Your goal: Search the data for the string "subtitle" and copy each line in which it appears.

********

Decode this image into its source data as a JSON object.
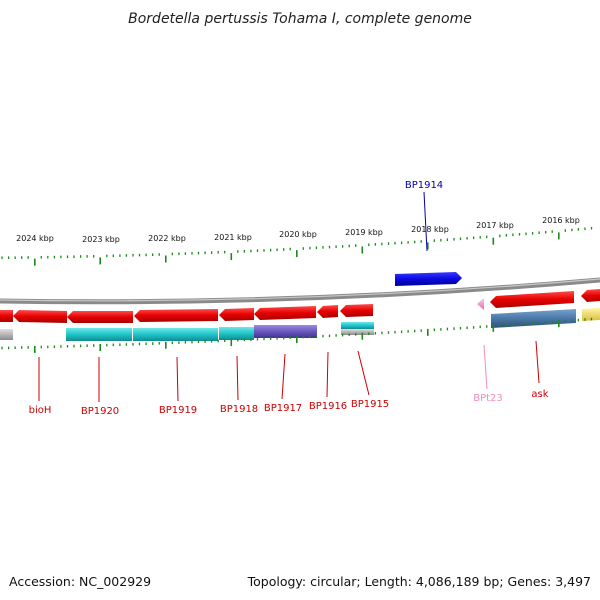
{
  "title": "Bordetella pertussis Tohama I, complete genome",
  "footer": {
    "accession": "Accession: NC_002929",
    "summary": "Topology: circular; Length: 4,086,189 bp; Genes: 3,497"
  },
  "scale_labels": [
    "2024 kbp",
    "2023 kbp",
    "2022 kbp",
    "2021 kbp",
    "2020 kbp",
    "2019 kbp",
    "2018 kbp",
    "2017 kbp",
    "2016 kbp"
  ],
  "gene_labels": [
    {
      "name": "bioH",
      "color": "#cc0000"
    },
    {
      "name": "BP1920",
      "color": "#cc0000"
    },
    {
      "name": "BP1919",
      "color": "#cc0000"
    },
    {
      "name": "BP1918",
      "color": "#cc0000"
    },
    {
      "name": "BP1917",
      "color": "#cc0000"
    },
    {
      "name": "BP1916",
      "color": "#cc0000"
    },
    {
      "name": "BP1915",
      "color": "#cc0000"
    },
    {
      "name": "BPt23",
      "color": "#f08cc0"
    },
    {
      "name": "ask",
      "color": "#cc0000"
    },
    {
      "name": "BP1914",
      "color": "#0000aa"
    }
  ],
  "colors": {
    "cds": "#e60000",
    "forward_cds": "#0a0ae0",
    "trna": "#f4a0d0",
    "cog_cyan": "#20c4c8",
    "cog_purple": "#6a58c0",
    "cog_steel": "#4a78a8",
    "cog_yellow": "#f0e070",
    "cog_gray": "#b8b8b8",
    "backbone": "#8a8a8a",
    "tick": "#1a8a1a"
  }
}
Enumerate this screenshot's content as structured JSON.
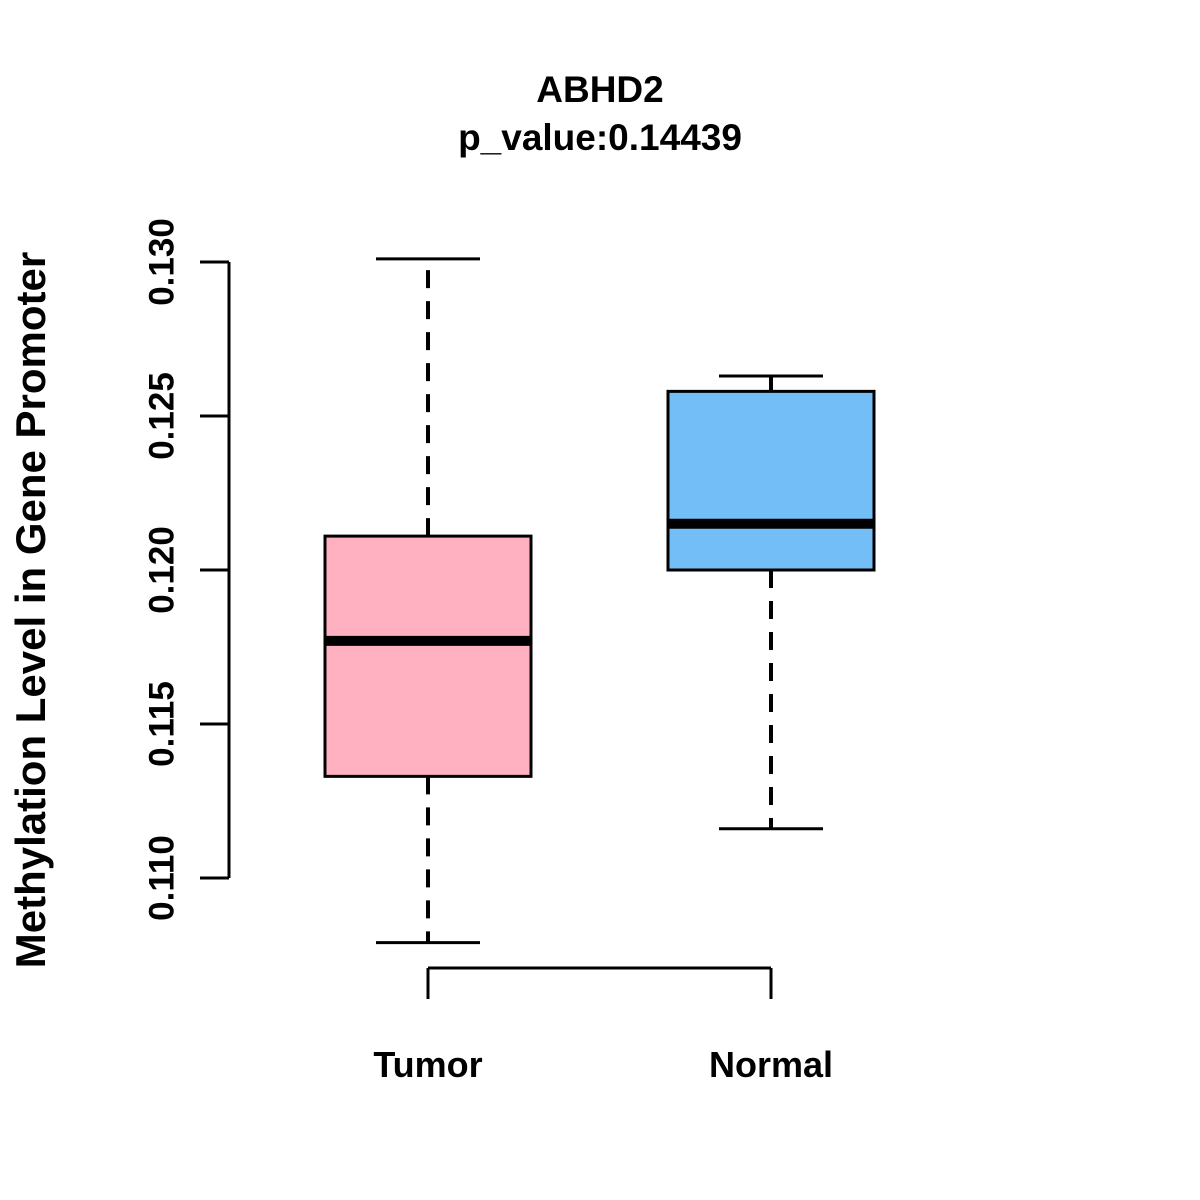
{
  "header": {
    "title": "ABHD2",
    "subtitle": "p_value:0.14439"
  },
  "y_axis": {
    "label": "Methylation Level in Gene Promoter",
    "tick_labels": [
      "0.110",
      "0.115",
      "0.120",
      "0.125",
      "0.130"
    ],
    "tick_values": [
      0.11,
      0.115,
      0.12,
      0.125,
      0.13
    ],
    "range": [
      0.11,
      0.13
    ]
  },
  "x_axis": {
    "categories": [
      "Tumor",
      "Normal"
    ]
  },
  "chart_data": {
    "type": "boxplot",
    "title": "ABHD2",
    "subtitle": "p_value:0.14439",
    "p_value": "0.14439",
    "ylabel": "Methylation Level in Gene Promoter",
    "ylim": [
      0.11,
      0.13
    ],
    "y_ticks": [
      0.11,
      0.115,
      0.12,
      0.125,
      0.13
    ],
    "categories": [
      "Tumor",
      "Normal"
    ],
    "series": [
      {
        "name": "Tumor",
        "fill_color": "#FFB0C1",
        "whisker_low": 0.1079,
        "q1": 0.1133,
        "median": 0.1177,
        "q3": 0.1211,
        "whisker_high": 0.1301
      },
      {
        "name": "Normal",
        "fill_color": "#74BEF8",
        "whisker_low": 0.1116,
        "q1": 0.12,
        "median": 0.1215,
        "q3": 0.1258,
        "whisker_high": 0.1263
      }
    ],
    "grid": false,
    "legend": false,
    "comparison_bracket": true
  },
  "colors": {
    "background": "#FFFFFF",
    "axis": "#000000",
    "text": "#000000",
    "box_border": "#000000",
    "median_line": "#000000",
    "tumor_fill": "#FFB0C1",
    "normal_fill": "#74BEF8"
  }
}
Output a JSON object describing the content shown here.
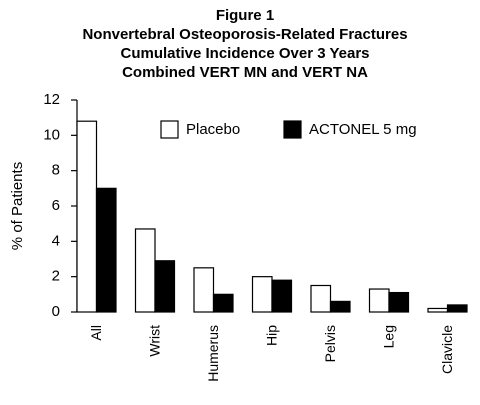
{
  "chart_data": {
    "type": "bar",
    "title": [
      "Figure 1",
      "Nonvertebral Osteoporosis-Related Fractures",
      "Cumulative Incidence Over 3 Years",
      "Combined VERT MN and VERT NA"
    ],
    "ylabel": "% of Patients",
    "categories": [
      "All",
      "Wrist",
      "Humerus",
      "Hip",
      "Pelvis",
      "Leg",
      "Clavicle"
    ],
    "series": [
      {
        "name": "Placebo",
        "color": "#ffffff",
        "values": [
          10.8,
          4.7,
          2.5,
          2.0,
          1.5,
          1.3,
          0.2
        ]
      },
      {
        "name": "ACTONEL 5 mg",
        "color": "#000000",
        "values": [
          7.0,
          2.9,
          1.0,
          1.8,
          0.6,
          1.1,
          0.4
        ]
      }
    ],
    "ylim": [
      0,
      12
    ],
    "yticks": [
      0,
      2,
      4,
      6,
      8,
      10,
      12
    ],
    "grid": false,
    "legend": "top-right"
  }
}
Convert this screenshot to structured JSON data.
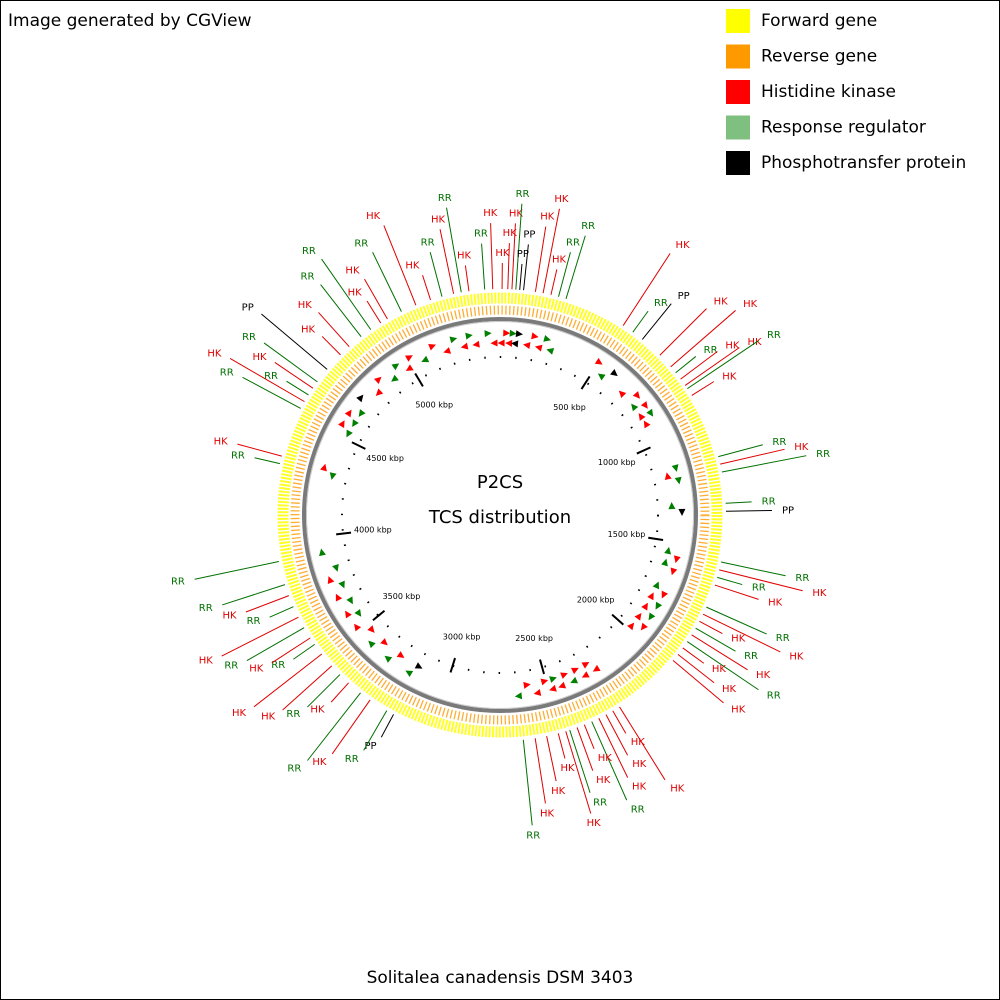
{
  "chart_data": {
    "type": "circular",
    "credit": "Image generated by CGView",
    "title": "P2CS",
    "subtitle": "TCS distribution",
    "caption": "Solitalea canadensis DSM 3403",
    "series": [
      {
        "name": "Forward gene",
        "color": "#ffff00"
      },
      {
        "name": "Reverse gene",
        "color": "#ff9900"
      },
      {
        "name": "Histidine kinase",
        "color": "#ff0000"
      },
      {
        "name": "Response regulator",
        "color": "#7fbf7f"
      },
      {
        "name": "Phosphotransfer protein",
        "color": "#000000"
      }
    ],
    "label_colors": {
      "HK": "#e00000",
      "RR": "#007000",
      "PP": "#000000"
    },
    "xlim": [
      0,
      5470
    ],
    "xticks": [
      {
        "value": 500,
        "label": "500 kbp"
      },
      {
        "value": 1000,
        "label": "1000 kbp"
      },
      {
        "value": 1500,
        "label": "1500 kbp"
      },
      {
        "value": 2000,
        "label": "2000 kbp"
      },
      {
        "value": 2500,
        "label": "2500 kbp"
      },
      {
        "value": 3000,
        "label": "3000 kbp"
      },
      {
        "value": 3500,
        "label": "3500 kbp"
      },
      {
        "value": 4000,
        "label": "4000 kbp"
      },
      {
        "value": 4500,
        "label": "4500 kbp"
      },
      {
        "value": 5000,
        "label": "5000 kbp"
      }
    ],
    "features": [
      {
        "name": "HK",
        "x": 8
      },
      {
        "name": "HK",
        "x": 30
      },
      {
        "name": "HK",
        "x": 46
      },
      {
        "name": "RR",
        "x": 61
      },
      {
        "name": "PP",
        "x": 76
      },
      {
        "name": "PP",
        "x": 91
      },
      {
        "name": "HK",
        "x": 137
      },
      {
        "name": "HK",
        "x": 167
      },
      {
        "name": "HK",
        "x": 198
      },
      {
        "name": "RR",
        "x": 228
      },
      {
        "name": "RR",
        "x": 258
      },
      {
        "name": "HK",
        "x": 502
      },
      {
        "name": "RR",
        "x": 547
      },
      {
        "name": "PP",
        "x": 593
      },
      {
        "name": "HK",
        "x": 684
      },
      {
        "name": "HK",
        "x": 745
      },
      {
        "name": "RR",
        "x": 775
      },
      {
        "name": "HK",
        "x": 806
      },
      {
        "name": "HK",
        "x": 836
      },
      {
        "name": "RR",
        "x": 851
      },
      {
        "name": "HK",
        "x": 882
      },
      {
        "name": "RR",
        "x": 1140
      },
      {
        "name": "HK",
        "x": 1170
      },
      {
        "name": "RR",
        "x": 1201
      },
      {
        "name": "RR",
        "x": 1322
      },
      {
        "name": "PP",
        "x": 1353
      },
      {
        "name": "RR",
        "x": 1550
      },
      {
        "name": "HK",
        "x": 1581
      },
      {
        "name": "RR",
        "x": 1611
      },
      {
        "name": "HK",
        "x": 1642
      },
      {
        "name": "RR",
        "x": 1733
      },
      {
        "name": "HK",
        "x": 1763
      },
      {
        "name": "HK",
        "x": 1794
      },
      {
        "name": "RR",
        "x": 1824
      },
      {
        "name": "HK",
        "x": 1854
      },
      {
        "name": "RR",
        "x": 1885
      },
      {
        "name": "HK",
        "x": 1915
      },
      {
        "name": "HK",
        "x": 1946
      },
      {
        "name": "HK",
        "x": 1976
      },
      {
        "name": "HK",
        "x": 2250
      },
      {
        "name": "HK",
        "x": 2280
      },
      {
        "name": "HK",
        "x": 2310
      },
      {
        "name": "HK",
        "x": 2341
      },
      {
        "name": "RR",
        "x": 2371
      },
      {
        "name": "HK",
        "x": 2402
      },
      {
        "name": "HK",
        "x": 2432
      },
      {
        "name": "RR",
        "x": 2462
      },
      {
        "name": "HK",
        "x": 2478
      },
      {
        "name": "HK",
        "x": 2508
      },
      {
        "name": "HK",
        "x": 2554
      },
      {
        "name": "HK",
        "x": 2599
      },
      {
        "name": "RR",
        "x": 2645
      },
      {
        "name": "PP",
        "x": 3162
      },
      {
        "name": "RR",
        "x": 3192
      },
      {
        "name": "HK",
        "x": 3268
      },
      {
        "name": "RR",
        "x": 3314
      },
      {
        "name": "HK",
        "x": 3374
      },
      {
        "name": "RR",
        "x": 3420
      },
      {
        "name": "HK",
        "x": 3466
      },
      {
        "name": "HK",
        "x": 3526
      },
      {
        "name": "RR",
        "x": 3572
      },
      {
        "name": "HK",
        "x": 3602
      },
      {
        "name": "RR",
        "x": 3648
      },
      {
        "name": "HK",
        "x": 3694
      },
      {
        "name": "RR",
        "x": 3739
      },
      {
        "name": "HK",
        "x": 3785
      },
      {
        "name": "RR",
        "x": 3830
      },
      {
        "name": "RR",
        "x": 3922
      },
      {
        "name": "RR",
        "x": 4302
      },
      {
        "name": "HK",
        "x": 4332
      },
      {
        "name": "RR",
        "x": 4530
      },
      {
        "name": "HK",
        "x": 4560
      },
      {
        "name": "RR",
        "x": 4590
      },
      {
        "name": "HK",
        "x": 4621
      },
      {
        "name": "RR",
        "x": 4651
      },
      {
        "name": "PP",
        "x": 4712
      },
      {
        "name": "HK",
        "x": 4788
      },
      {
        "name": "HK",
        "x": 4834
      },
      {
        "name": "RR",
        "x": 4894
      },
      {
        "name": "RR",
        "x": 4940
      },
      {
        "name": "HK",
        "x": 4986
      },
      {
        "name": "HK",
        "x": 5016
      },
      {
        "name": "RR",
        "x": 5077
      },
      {
        "name": "HK",
        "x": 5138
      },
      {
        "name": "HK",
        "x": 5198
      },
      {
        "name": "RR",
        "x": 5244
      },
      {
        "name": "HK",
        "x": 5290
      },
      {
        "name": "RR",
        "x": 5320
      },
      {
        "name": "HK",
        "x": 5350
      },
      {
        "name": "RR",
        "x": 5411
      },
      {
        "name": "HK",
        "x": 5442
      }
    ]
  }
}
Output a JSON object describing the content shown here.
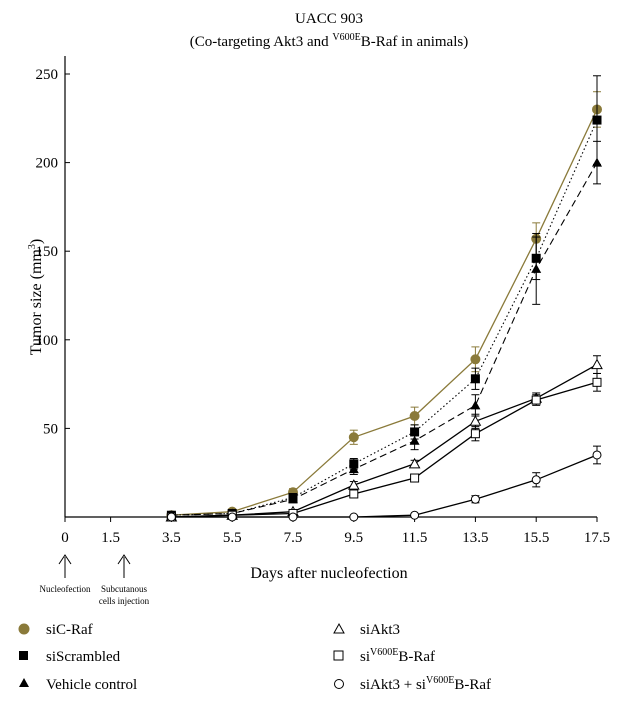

********

Exercise solution:
    "subtitle": "p_value:0.14439"
    "subtitle": "p_value:0.14439",
    "subtitle": "TCS distribution",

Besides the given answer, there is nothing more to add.